Problem description: Identify the lines that contain the word "πλήττεται" and copy each one.

******

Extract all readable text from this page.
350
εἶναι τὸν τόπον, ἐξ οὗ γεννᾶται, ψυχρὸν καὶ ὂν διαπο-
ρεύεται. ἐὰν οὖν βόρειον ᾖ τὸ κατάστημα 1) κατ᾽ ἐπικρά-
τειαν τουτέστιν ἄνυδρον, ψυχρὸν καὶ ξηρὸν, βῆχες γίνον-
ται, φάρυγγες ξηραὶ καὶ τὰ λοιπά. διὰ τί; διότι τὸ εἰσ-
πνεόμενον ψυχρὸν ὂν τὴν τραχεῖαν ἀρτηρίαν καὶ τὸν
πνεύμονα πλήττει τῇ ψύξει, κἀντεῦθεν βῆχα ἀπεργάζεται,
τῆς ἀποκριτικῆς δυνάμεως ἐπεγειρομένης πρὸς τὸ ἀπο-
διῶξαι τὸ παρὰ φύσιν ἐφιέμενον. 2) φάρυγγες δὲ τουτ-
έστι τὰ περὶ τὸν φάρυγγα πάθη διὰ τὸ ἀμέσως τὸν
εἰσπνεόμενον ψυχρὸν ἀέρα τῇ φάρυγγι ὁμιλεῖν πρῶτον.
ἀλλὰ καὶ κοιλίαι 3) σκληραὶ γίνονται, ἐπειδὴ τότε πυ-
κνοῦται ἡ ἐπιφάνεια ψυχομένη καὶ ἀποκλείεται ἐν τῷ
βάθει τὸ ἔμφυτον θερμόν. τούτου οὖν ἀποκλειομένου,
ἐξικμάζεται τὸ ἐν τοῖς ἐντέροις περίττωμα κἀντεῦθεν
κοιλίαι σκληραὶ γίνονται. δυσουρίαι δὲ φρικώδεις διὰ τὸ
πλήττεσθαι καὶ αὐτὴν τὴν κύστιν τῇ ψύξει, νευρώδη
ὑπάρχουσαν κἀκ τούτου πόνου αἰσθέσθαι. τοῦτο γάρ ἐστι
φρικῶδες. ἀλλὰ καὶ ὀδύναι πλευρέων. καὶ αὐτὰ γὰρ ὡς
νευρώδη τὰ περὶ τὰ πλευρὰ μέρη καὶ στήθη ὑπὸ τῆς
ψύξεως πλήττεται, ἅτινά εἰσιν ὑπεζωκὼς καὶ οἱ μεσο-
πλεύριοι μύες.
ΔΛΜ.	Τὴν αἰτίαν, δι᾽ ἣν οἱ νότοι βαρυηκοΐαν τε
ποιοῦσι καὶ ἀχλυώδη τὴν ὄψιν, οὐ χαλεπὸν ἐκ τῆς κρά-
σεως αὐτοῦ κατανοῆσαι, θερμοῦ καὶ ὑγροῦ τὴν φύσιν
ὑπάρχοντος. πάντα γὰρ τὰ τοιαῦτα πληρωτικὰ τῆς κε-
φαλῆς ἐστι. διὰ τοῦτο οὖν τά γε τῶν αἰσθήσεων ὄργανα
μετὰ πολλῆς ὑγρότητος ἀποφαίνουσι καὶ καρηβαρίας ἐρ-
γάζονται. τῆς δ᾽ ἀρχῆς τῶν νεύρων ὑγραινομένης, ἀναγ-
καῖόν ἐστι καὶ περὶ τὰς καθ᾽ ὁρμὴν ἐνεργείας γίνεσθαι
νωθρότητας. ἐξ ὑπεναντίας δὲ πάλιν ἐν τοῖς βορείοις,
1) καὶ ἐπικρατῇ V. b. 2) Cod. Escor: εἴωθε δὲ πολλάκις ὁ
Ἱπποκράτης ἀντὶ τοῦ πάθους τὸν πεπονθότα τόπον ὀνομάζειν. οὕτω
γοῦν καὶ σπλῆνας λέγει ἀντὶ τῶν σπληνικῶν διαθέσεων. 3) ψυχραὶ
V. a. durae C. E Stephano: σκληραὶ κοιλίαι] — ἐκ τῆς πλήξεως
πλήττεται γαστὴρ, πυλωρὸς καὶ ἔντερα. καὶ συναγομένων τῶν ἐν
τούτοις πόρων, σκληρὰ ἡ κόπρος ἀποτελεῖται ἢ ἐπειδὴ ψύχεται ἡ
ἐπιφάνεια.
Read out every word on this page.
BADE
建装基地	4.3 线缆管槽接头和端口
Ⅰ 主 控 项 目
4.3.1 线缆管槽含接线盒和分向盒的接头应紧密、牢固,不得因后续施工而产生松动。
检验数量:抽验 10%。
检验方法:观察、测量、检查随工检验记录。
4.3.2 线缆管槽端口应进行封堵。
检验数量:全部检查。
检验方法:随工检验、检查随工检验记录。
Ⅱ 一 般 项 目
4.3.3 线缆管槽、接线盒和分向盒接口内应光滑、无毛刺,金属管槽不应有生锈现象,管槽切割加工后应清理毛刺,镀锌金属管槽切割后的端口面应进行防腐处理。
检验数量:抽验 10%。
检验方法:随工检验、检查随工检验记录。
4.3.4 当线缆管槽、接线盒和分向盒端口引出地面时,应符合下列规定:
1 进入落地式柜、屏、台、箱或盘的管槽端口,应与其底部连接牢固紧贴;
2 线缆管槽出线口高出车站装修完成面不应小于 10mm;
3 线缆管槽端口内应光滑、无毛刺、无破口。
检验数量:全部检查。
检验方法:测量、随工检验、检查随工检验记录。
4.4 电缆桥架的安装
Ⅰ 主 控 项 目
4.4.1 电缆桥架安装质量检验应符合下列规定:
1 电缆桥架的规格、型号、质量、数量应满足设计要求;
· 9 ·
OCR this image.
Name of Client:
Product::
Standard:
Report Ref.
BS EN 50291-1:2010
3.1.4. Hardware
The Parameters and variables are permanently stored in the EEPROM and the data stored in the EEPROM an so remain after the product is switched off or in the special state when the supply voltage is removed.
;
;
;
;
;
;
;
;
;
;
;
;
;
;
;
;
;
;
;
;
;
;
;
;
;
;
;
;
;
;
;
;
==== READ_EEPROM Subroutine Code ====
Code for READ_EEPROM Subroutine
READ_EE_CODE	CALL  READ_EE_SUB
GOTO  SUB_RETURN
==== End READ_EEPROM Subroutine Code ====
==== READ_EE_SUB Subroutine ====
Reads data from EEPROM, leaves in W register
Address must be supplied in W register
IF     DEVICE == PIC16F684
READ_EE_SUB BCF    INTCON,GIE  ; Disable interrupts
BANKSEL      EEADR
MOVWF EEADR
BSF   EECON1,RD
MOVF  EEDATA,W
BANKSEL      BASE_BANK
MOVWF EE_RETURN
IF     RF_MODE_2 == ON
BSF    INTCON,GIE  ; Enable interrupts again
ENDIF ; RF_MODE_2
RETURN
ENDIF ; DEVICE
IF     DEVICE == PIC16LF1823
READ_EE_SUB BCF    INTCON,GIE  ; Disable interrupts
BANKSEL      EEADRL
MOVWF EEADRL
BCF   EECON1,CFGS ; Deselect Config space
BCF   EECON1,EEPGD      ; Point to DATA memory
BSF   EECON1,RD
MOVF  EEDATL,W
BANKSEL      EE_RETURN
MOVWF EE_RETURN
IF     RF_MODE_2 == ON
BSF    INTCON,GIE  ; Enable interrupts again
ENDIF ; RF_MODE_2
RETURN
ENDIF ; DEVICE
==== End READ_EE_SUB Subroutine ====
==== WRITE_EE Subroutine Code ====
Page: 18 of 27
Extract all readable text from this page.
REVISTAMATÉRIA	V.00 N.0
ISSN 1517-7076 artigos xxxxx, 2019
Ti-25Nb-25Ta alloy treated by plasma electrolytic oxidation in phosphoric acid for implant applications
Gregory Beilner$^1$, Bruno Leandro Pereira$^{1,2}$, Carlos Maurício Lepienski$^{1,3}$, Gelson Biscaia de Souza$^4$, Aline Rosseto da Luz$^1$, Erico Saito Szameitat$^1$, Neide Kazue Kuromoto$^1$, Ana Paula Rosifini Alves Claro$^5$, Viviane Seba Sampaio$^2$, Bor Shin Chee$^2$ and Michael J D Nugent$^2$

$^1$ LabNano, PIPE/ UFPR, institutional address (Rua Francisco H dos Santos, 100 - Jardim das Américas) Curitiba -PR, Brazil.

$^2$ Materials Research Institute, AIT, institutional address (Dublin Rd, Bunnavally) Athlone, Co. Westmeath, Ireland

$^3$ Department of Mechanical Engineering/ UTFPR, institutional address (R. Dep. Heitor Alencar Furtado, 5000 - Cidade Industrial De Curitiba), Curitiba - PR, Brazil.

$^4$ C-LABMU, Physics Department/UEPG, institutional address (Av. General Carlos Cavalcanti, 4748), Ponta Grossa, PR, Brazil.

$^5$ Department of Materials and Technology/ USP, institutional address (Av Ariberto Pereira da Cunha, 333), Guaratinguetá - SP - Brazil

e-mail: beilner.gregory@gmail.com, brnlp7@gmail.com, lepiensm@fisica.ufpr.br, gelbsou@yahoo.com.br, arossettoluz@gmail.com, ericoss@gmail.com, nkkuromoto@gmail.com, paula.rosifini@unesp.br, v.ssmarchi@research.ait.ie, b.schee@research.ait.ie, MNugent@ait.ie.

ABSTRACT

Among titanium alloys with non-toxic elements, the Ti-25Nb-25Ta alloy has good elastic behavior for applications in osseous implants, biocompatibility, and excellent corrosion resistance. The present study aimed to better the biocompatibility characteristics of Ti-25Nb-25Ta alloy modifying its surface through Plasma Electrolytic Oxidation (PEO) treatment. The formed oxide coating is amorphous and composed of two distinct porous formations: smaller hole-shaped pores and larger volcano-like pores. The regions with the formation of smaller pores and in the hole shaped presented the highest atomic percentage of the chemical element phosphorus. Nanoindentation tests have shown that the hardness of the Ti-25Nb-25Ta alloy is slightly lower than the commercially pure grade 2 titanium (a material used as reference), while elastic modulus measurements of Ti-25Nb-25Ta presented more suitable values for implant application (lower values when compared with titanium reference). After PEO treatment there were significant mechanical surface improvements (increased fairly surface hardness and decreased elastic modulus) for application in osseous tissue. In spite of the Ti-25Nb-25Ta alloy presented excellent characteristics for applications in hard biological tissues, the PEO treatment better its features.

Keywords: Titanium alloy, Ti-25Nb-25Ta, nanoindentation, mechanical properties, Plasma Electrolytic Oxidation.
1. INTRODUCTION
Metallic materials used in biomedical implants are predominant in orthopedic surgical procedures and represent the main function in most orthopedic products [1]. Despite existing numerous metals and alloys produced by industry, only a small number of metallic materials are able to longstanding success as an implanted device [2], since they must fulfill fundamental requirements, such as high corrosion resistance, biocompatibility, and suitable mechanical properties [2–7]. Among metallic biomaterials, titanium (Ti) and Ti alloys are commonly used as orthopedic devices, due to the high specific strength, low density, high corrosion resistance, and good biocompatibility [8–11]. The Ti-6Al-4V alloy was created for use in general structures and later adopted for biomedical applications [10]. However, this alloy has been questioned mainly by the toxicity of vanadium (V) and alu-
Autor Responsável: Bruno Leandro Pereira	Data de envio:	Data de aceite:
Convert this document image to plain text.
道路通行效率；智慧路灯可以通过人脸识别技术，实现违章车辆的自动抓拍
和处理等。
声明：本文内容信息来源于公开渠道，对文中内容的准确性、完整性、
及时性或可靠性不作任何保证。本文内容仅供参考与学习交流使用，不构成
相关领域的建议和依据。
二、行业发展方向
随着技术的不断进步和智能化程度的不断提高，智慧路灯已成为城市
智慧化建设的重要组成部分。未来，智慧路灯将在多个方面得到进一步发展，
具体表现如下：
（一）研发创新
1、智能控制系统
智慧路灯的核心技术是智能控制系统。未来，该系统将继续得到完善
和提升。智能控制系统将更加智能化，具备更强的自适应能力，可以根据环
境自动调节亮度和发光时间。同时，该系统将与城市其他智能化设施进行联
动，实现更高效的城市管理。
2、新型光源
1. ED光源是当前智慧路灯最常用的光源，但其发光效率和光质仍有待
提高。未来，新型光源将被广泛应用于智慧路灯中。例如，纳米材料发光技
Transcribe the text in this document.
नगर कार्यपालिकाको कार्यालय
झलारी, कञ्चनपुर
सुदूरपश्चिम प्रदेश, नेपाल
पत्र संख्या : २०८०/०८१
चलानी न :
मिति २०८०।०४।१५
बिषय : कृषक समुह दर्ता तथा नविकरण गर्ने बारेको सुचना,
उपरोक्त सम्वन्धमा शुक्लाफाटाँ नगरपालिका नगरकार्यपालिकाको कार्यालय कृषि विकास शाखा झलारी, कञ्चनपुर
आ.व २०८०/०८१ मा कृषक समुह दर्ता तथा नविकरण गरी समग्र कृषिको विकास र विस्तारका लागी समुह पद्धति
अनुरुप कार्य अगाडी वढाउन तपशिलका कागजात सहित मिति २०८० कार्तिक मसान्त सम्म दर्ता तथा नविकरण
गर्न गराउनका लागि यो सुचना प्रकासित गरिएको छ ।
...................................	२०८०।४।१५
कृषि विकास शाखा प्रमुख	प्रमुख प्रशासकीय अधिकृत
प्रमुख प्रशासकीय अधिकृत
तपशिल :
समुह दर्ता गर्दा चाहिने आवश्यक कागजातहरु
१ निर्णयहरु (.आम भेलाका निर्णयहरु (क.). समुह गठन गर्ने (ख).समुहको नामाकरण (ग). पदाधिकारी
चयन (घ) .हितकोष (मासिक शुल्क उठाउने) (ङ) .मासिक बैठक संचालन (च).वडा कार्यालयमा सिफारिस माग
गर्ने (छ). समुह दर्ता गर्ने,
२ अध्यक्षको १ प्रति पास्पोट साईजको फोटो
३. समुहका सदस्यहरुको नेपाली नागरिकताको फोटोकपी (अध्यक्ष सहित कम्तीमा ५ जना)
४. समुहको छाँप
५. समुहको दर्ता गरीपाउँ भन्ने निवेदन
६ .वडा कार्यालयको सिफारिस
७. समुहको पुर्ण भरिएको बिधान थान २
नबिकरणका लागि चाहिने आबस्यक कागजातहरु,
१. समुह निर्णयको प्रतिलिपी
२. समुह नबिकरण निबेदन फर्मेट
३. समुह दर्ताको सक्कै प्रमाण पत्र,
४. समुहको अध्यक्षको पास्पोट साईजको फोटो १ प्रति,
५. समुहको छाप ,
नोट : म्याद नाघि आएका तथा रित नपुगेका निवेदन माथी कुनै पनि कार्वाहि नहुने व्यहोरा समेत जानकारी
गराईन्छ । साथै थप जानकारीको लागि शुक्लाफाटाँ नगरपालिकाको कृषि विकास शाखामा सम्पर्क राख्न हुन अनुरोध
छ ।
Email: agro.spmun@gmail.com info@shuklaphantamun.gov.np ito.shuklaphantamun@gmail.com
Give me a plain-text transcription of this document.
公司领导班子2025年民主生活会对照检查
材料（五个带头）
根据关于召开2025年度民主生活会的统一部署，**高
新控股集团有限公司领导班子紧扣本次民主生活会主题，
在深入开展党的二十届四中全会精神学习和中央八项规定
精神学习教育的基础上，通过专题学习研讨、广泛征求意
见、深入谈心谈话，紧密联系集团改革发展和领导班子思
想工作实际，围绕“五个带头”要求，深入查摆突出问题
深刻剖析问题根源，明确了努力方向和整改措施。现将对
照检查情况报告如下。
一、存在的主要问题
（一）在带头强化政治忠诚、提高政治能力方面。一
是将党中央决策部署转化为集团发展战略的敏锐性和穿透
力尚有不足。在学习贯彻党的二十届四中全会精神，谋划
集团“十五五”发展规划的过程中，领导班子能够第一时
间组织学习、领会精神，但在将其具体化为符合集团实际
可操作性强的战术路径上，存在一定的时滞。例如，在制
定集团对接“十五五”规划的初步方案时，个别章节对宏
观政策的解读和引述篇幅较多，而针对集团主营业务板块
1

******

Correct result:
ψύξεως πλήττεται, ἅτινά εἰσιν ὑπεζωκὼς καὶ οἱ μεσο-
πλήττεται γαστὴρ, πυλωρὸς καὶ ἔντερα. καὶ συναγομένων τῶν ἐν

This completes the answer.